Data listing »

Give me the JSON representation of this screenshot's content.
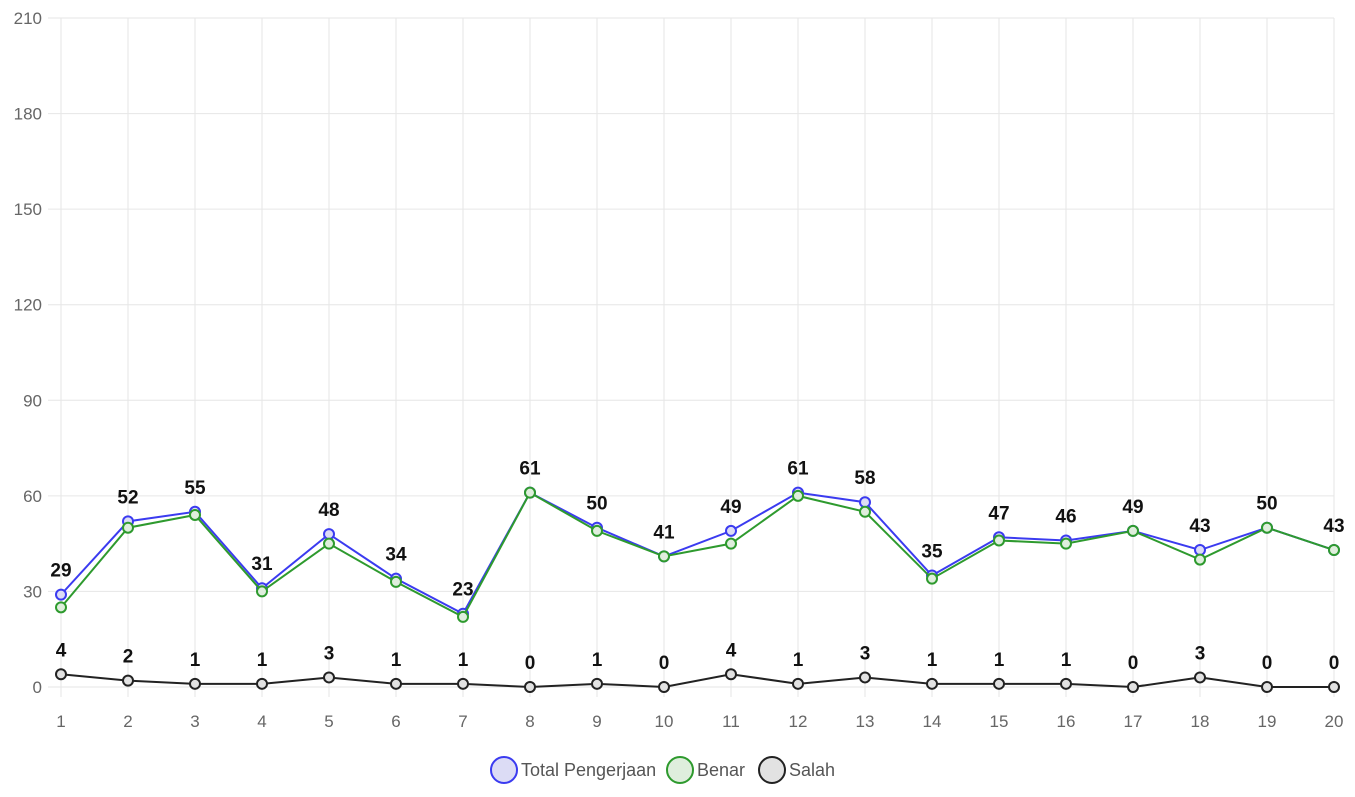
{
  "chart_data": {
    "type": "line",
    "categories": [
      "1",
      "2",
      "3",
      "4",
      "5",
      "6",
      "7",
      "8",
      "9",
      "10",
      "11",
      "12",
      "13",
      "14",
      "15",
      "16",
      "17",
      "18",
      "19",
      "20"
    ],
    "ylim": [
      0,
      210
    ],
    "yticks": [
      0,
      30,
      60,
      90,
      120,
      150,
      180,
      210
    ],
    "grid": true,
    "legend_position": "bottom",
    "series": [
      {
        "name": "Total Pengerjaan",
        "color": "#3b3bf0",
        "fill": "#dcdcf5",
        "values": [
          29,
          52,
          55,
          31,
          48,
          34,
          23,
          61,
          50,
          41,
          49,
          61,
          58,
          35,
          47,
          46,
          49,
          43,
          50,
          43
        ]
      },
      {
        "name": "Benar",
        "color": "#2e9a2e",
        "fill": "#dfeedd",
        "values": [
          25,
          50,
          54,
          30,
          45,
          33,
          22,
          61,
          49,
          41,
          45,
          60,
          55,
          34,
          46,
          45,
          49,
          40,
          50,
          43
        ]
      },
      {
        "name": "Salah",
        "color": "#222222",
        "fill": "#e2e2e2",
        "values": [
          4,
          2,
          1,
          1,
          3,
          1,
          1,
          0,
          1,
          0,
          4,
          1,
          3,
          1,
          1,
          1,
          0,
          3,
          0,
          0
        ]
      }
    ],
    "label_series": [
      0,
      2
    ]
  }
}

Given request » Go over the data above and copy every line that has the word "fill" in it.

Written solution »
        "fill": "#dcdcf5",
        "fill": "#dfeedd",
        "fill": "#e2e2e2",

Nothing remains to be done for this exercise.